Given request:
How many lines in the records below contain the word "name"? Answer with the number alone.

--- --- ---

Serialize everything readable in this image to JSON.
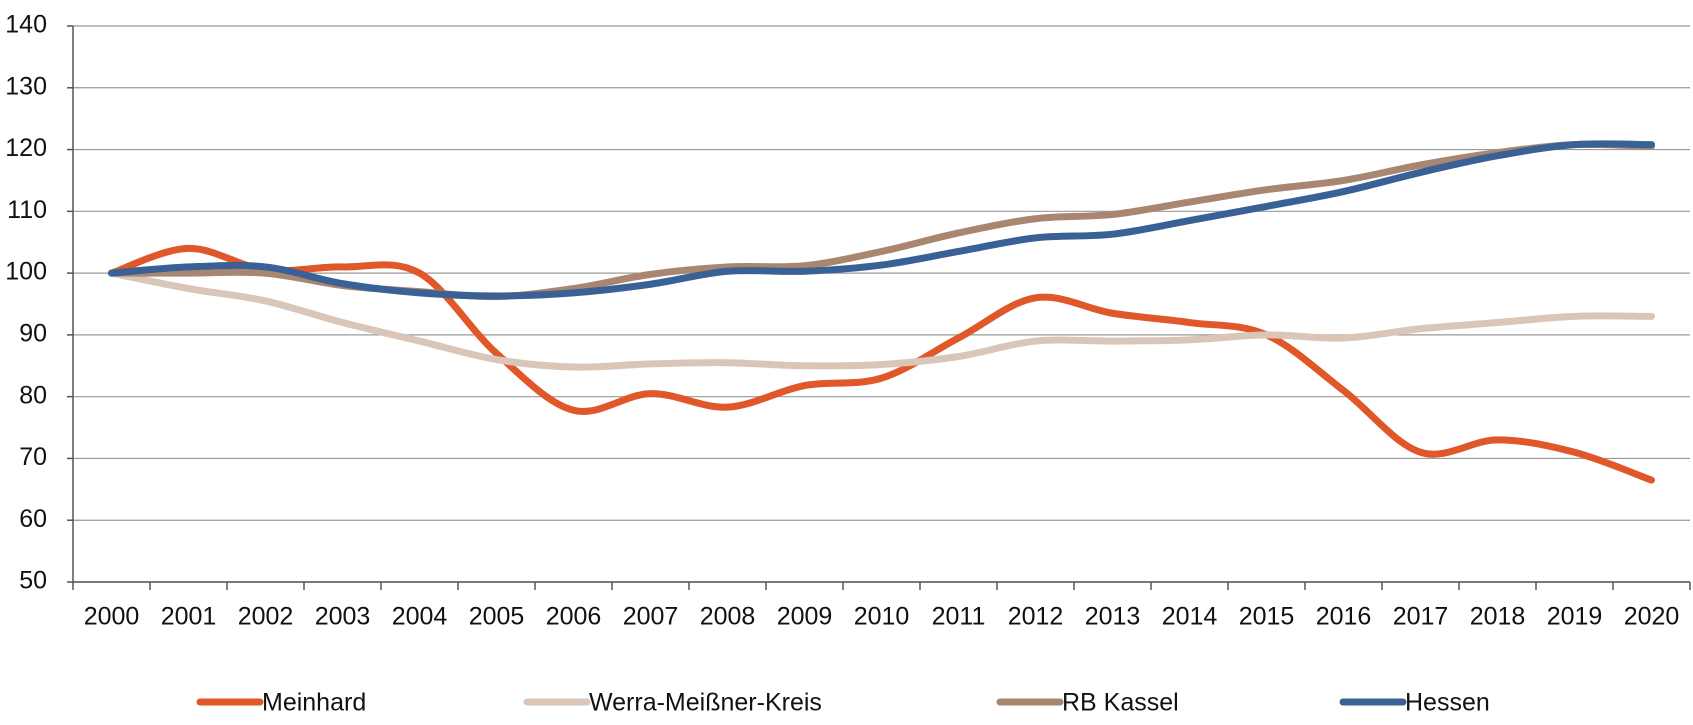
{
  "chart_data": {
    "type": "line",
    "categories": [
      "2000",
      "2001",
      "2002",
      "2003",
      "2004",
      "2005",
      "2006",
      "2007",
      "2008",
      "2009",
      "2010",
      "2011",
      "2012",
      "2013",
      "2014",
      "2015",
      "2016",
      "2017",
      "2018",
      "2019",
      "2020"
    ],
    "series": [
      {
        "name": "Meinhard",
        "color": "#e0572a",
        "values": [
          100,
          104,
          100.5,
          101,
          100,
          87,
          77.8,
          80.5,
          78.3,
          81.8,
          83,
          89.5,
          96,
          93.5,
          92,
          90,
          81,
          71,
          73,
          71,
          66.5
        ]
      },
      {
        "name": "Werra-Meißner-Kreis",
        "color": "#d9c6b9",
        "values": [
          100,
          97.5,
          95.5,
          92,
          89,
          86,
          84.8,
          85.3,
          85.5,
          85,
          85.2,
          86.5,
          89,
          89,
          89.2,
          90,
          89.5,
          91,
          92,
          93,
          93
        ]
      },
      {
        "name": "RB Kassel",
        "color": "#a88670",
        "values": [
          100,
          100,
          100,
          98,
          97,
          96.2,
          97.5,
          99.8,
          101,
          101.2,
          103.5,
          106.5,
          108.8,
          109.5,
          111.5,
          113.5,
          115,
          117.5,
          119.5,
          120.8,
          120.5
        ]
      },
      {
        "name": "Hessen",
        "color": "#3a6196",
        "values": [
          100,
          101,
          101,
          98.3,
          96.8,
          96.3,
          96.8,
          98.2,
          100.3,
          100.3,
          101.3,
          103.5,
          105.7,
          106.3,
          108.5,
          110.8,
          113.2,
          116.3,
          119,
          120.8,
          120.8
        ]
      }
    ],
    "ylim": [
      50,
      140
    ],
    "yticks": [
      50,
      60,
      70,
      80,
      90,
      100,
      110,
      120,
      130,
      140
    ],
    "grid": true,
    "legend": "bottom"
  }
}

--- --- ---

Exercise response:
4